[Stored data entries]
== == ==
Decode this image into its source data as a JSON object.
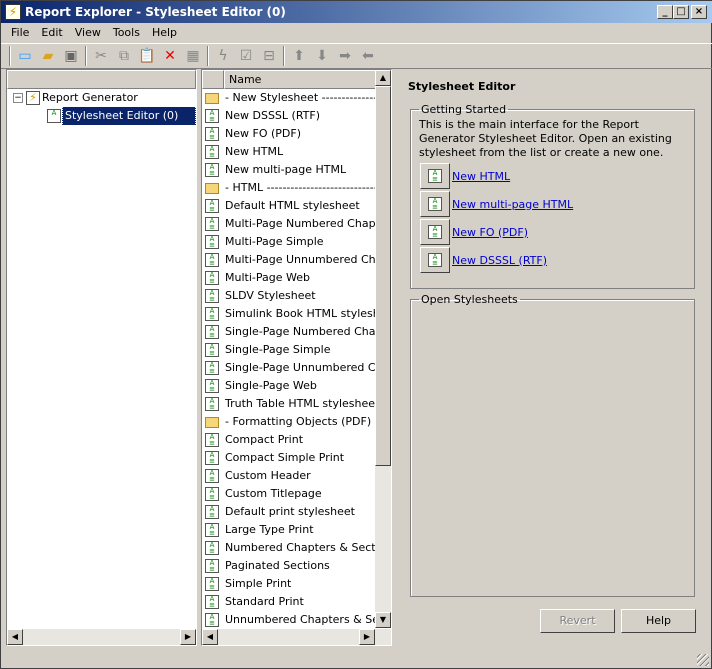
{
  "window": {
    "title": "Report Explorer - Stylesheet Editor (0)",
    "min": "_",
    "max": "□",
    "close": "×"
  },
  "menu": [
    "File",
    "Edit",
    "View",
    "Tools",
    "Help"
  ],
  "tree": {
    "root": "Report Generator",
    "child": "Stylesheet Editor (0)"
  },
  "list": {
    "column": "Name",
    "items": [
      {
        "t": "folder",
        "label": "-  New Stylesheet  ----------------------"
      },
      {
        "t": "doc",
        "label": "New DSSSL (RTF)"
      },
      {
        "t": "doc",
        "label": "New FO (PDF)"
      },
      {
        "t": "doc",
        "label": "New HTML"
      },
      {
        "t": "doc",
        "label": "New multi-page HTML"
      },
      {
        "t": "folder",
        "label": "-  HTML  --------------------------------"
      },
      {
        "t": "doc",
        "label": "Default HTML stylesheet"
      },
      {
        "t": "doc",
        "label": "Multi-Page Numbered Chapters"
      },
      {
        "t": "doc",
        "label": "Multi-Page Simple"
      },
      {
        "t": "doc",
        "label": "Multi-Page Unnumbered Chapters"
      },
      {
        "t": "doc",
        "label": "Multi-Page Web"
      },
      {
        "t": "doc",
        "label": "SLDV Stylesheet"
      },
      {
        "t": "doc",
        "label": "Simulink Book HTML stylesheet"
      },
      {
        "t": "doc",
        "label": "Single-Page Numbered Chapters"
      },
      {
        "t": "doc",
        "label": "Single-Page Simple"
      },
      {
        "t": "doc",
        "label": "Single-Page Unnumbered Chapters"
      },
      {
        "t": "doc",
        "label": "Single-Page Web"
      },
      {
        "t": "doc",
        "label": "Truth Table HTML stylesheet"
      },
      {
        "t": "folder",
        "label": "-  Formatting Objects (PDF)  -----------"
      },
      {
        "t": "doc",
        "label": "Compact Print"
      },
      {
        "t": "doc",
        "label": "Compact Simple Print"
      },
      {
        "t": "doc",
        "label": "Custom Header"
      },
      {
        "t": "doc",
        "label": "Custom Titlepage"
      },
      {
        "t": "doc",
        "label": "Default print stylesheet"
      },
      {
        "t": "doc",
        "label": "Large Type Print"
      },
      {
        "t": "doc",
        "label": "Numbered Chapters & Sections"
      },
      {
        "t": "doc",
        "label": "Paginated Sections"
      },
      {
        "t": "doc",
        "label": "Simple Print"
      },
      {
        "t": "doc",
        "label": "Standard Print"
      },
      {
        "t": "doc",
        "label": "Unnumbered Chapters & Sections"
      }
    ]
  },
  "editor": {
    "title": "Stylesheet Editor",
    "getting_started": "Getting Started",
    "description": "This is the main interface for the Report Generator Stylesheet Editor.  Open an existing stylesheet from the list or create a new one.",
    "links": [
      "New HTML",
      "New multi-page HTML",
      "New FO (PDF)",
      "New DSSSL (RTF)"
    ],
    "open_stylesheets": "Open Stylesheets",
    "revert": "Revert",
    "help": "Help"
  }
}
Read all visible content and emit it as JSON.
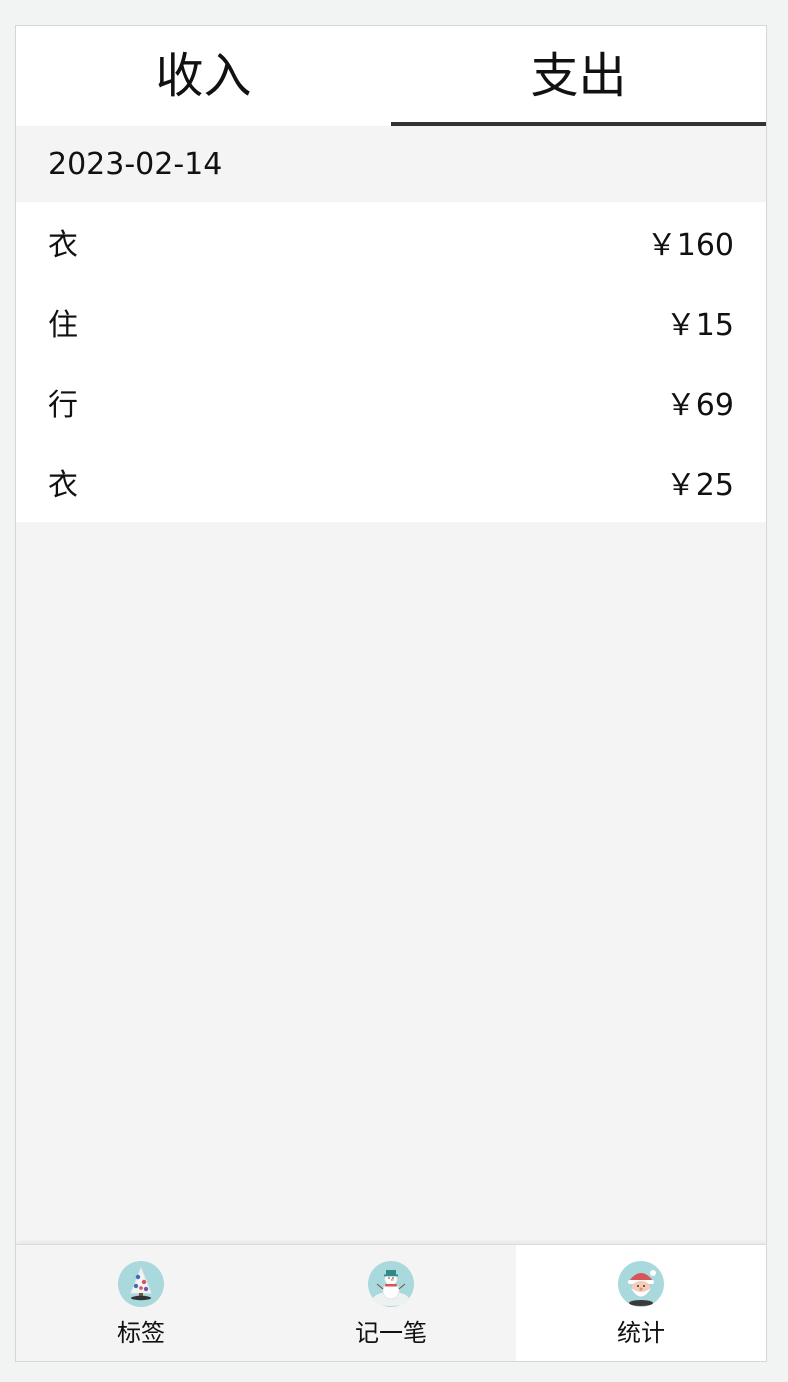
{
  "tabs": [
    {
      "label": "收入",
      "active": false
    },
    {
      "label": "支出",
      "active": true
    }
  ],
  "group": {
    "date": "2023-02-14",
    "records": [
      {
        "category": "衣",
        "amount": "￥160"
      },
      {
        "category": "住",
        "amount": "￥15"
      },
      {
        "category": "行",
        "amount": "￥69"
      },
      {
        "category": "衣",
        "amount": "￥25"
      }
    ]
  },
  "nav": {
    "items": [
      {
        "label": "标签",
        "icon": "christmas-tree-icon"
      },
      {
        "label": "记一笔",
        "icon": "snowman-icon"
      },
      {
        "label": "统计",
        "icon": "santa-icon"
      }
    ],
    "selected": "统计"
  },
  "colors": {
    "accent": "#333333",
    "page_bg": "#f4f4f4",
    "card_bg": "#ffffff",
    "icon_bg": "#a9d9dc"
  }
}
== == ==
INSTRUCTION = Scan the records above for the string "Single", then select every line that holds it.

ANSWER TO THIS TASK =
        "label": "Single-Page Numbered Chapters"
        "label": "Single-Page Simple"
        "label": "Single-Page Unnumbered Chapters"
        "label": "Single-Page Web"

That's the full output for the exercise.